Element region listings
════

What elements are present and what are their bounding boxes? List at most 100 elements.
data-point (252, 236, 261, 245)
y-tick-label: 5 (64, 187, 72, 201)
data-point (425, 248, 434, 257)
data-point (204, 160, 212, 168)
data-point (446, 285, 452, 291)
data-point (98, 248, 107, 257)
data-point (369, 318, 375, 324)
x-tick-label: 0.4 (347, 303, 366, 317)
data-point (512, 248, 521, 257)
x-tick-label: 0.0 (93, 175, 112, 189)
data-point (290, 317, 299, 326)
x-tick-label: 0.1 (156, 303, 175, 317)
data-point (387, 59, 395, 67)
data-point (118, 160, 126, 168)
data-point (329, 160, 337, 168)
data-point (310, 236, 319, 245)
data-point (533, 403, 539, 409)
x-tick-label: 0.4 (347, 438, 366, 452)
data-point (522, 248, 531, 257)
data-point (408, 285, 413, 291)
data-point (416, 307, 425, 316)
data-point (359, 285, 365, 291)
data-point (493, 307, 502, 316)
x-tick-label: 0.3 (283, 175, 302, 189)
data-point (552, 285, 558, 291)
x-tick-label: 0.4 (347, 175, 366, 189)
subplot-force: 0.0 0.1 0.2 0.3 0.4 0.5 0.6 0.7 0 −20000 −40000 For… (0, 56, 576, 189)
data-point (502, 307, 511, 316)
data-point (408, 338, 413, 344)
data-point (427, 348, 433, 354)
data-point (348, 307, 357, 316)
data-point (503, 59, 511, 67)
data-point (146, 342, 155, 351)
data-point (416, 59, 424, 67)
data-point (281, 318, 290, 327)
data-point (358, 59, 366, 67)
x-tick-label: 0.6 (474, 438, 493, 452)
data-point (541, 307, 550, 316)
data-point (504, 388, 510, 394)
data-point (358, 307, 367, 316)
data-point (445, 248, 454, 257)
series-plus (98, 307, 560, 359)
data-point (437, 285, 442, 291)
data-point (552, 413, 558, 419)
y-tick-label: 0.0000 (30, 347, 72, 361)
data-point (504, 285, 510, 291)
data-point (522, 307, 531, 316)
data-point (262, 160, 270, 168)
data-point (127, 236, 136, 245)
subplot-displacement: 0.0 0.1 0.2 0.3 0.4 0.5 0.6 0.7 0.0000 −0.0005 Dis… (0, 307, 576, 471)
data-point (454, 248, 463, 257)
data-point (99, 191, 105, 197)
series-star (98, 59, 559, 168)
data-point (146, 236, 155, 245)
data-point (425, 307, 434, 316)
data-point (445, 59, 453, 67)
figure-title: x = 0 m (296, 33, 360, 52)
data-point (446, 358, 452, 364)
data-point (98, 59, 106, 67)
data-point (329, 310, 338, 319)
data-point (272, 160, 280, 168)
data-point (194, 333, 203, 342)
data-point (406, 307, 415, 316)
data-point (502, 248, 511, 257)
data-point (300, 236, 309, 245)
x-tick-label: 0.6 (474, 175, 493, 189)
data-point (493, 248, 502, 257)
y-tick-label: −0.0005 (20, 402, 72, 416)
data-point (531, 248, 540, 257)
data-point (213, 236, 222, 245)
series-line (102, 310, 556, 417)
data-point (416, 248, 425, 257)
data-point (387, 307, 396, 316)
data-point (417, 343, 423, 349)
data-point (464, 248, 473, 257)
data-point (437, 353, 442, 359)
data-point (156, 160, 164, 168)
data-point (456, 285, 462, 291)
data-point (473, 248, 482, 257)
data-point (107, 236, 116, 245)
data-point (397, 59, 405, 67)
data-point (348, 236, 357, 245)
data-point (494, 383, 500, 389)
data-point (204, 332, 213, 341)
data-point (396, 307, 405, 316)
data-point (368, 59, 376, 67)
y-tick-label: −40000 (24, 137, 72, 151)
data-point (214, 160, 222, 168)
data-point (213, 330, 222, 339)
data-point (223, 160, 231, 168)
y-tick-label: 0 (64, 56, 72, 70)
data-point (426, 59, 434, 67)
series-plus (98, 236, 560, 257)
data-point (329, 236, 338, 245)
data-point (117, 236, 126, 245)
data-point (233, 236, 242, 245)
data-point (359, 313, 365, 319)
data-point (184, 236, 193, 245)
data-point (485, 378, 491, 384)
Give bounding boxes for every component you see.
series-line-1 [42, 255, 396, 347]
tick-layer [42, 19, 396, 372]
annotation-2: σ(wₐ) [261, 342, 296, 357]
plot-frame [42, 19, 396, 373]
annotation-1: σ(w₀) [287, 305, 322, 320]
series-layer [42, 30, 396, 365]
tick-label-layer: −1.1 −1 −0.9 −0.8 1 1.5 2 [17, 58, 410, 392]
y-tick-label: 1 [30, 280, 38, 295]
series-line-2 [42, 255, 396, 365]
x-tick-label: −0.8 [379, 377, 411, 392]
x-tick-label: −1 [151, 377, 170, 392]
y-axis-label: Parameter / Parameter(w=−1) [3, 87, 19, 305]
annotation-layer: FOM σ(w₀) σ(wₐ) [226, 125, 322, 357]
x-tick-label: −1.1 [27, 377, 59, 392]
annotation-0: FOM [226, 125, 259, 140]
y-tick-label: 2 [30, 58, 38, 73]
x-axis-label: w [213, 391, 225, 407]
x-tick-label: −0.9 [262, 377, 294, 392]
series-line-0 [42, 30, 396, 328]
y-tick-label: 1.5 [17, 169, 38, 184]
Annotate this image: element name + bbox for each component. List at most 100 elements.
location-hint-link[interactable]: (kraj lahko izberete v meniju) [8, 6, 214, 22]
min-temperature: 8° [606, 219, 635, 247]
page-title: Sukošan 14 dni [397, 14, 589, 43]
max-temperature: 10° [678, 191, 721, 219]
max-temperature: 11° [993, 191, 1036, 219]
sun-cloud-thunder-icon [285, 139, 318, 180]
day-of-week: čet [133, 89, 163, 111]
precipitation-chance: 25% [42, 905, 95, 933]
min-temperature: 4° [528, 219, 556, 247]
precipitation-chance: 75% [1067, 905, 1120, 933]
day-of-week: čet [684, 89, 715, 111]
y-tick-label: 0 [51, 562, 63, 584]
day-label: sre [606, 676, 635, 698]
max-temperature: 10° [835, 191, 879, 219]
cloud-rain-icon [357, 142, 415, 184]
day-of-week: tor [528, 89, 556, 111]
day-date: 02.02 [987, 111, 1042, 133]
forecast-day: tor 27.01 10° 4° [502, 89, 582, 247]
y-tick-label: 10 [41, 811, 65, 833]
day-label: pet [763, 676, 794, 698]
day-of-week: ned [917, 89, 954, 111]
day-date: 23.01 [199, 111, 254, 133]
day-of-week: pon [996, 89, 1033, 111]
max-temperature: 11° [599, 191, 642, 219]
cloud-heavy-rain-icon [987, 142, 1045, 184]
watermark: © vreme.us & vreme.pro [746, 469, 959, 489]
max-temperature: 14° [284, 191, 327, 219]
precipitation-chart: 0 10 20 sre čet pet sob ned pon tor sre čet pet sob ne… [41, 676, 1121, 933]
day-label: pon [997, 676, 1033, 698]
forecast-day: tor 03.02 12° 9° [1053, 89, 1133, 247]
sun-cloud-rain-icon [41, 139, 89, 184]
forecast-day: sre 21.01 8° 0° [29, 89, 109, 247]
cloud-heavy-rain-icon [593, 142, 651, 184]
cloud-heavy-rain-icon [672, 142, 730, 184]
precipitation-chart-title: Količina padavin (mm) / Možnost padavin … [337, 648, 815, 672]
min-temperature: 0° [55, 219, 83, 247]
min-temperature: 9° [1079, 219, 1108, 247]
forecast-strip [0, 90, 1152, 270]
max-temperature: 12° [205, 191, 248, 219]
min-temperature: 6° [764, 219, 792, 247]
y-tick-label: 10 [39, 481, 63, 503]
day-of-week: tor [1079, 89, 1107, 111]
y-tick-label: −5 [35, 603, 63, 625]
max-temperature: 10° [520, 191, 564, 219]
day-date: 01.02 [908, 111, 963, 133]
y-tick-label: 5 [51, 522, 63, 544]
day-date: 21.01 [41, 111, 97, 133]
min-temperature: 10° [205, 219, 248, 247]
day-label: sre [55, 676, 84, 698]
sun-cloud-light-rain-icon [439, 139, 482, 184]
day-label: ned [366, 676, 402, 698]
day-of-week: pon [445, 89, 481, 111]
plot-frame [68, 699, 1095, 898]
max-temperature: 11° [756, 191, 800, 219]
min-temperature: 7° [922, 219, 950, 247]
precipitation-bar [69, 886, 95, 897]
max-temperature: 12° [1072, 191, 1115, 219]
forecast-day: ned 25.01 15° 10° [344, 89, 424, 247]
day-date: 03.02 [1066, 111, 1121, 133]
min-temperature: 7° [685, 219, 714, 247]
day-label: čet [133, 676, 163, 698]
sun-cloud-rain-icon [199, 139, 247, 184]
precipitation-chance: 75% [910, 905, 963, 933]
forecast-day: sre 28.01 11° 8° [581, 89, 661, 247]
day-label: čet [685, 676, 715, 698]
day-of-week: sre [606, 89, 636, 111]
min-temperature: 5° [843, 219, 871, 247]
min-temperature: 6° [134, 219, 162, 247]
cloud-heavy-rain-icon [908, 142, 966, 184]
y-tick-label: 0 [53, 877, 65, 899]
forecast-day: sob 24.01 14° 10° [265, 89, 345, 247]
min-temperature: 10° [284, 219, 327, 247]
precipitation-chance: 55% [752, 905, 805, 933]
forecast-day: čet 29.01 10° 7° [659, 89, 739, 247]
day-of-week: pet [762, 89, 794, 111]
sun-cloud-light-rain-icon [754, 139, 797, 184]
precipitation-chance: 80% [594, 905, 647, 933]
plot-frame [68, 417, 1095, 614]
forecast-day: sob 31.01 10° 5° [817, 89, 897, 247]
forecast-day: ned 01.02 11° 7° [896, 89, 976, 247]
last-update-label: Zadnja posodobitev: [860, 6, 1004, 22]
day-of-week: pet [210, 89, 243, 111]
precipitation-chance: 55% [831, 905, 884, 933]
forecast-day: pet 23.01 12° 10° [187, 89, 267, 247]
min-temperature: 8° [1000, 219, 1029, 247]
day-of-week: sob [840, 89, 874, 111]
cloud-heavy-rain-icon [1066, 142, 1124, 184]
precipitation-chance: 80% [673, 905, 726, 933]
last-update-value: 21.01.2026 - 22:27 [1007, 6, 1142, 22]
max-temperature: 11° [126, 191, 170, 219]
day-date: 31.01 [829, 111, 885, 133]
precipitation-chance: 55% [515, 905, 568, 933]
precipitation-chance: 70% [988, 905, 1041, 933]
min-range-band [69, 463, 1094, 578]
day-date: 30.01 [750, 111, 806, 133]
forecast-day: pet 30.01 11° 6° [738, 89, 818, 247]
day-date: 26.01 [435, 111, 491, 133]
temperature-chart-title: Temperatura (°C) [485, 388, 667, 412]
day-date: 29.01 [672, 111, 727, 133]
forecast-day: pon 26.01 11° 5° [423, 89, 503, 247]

════

PROMPT: Reproduce verbatim the listing from its first line through the line containing "data-point (533, 403, 539, 409)", including both of those lines.

THE REPLY:
What elements are present and what are their bounding boxes? List at most 100 elements.
data-point (252, 236, 261, 245)
y-tick-label: 5 (64, 187, 72, 201)
data-point (425, 248, 434, 257)
data-point (204, 160, 212, 168)
data-point (446, 285, 452, 291)
data-point (98, 248, 107, 257)
data-point (369, 318, 375, 324)
x-tick-label: 0.4 (347, 303, 366, 317)
data-point (512, 248, 521, 257)
x-tick-label: 0.0 (93, 175, 112, 189)
data-point (290, 317, 299, 326)
x-tick-label: 0.1 (156, 303, 175, 317)
data-point (387, 59, 395, 67)
data-point (118, 160, 126, 168)
data-point (329, 160, 337, 168)
data-point (310, 236, 319, 245)
data-point (533, 403, 539, 409)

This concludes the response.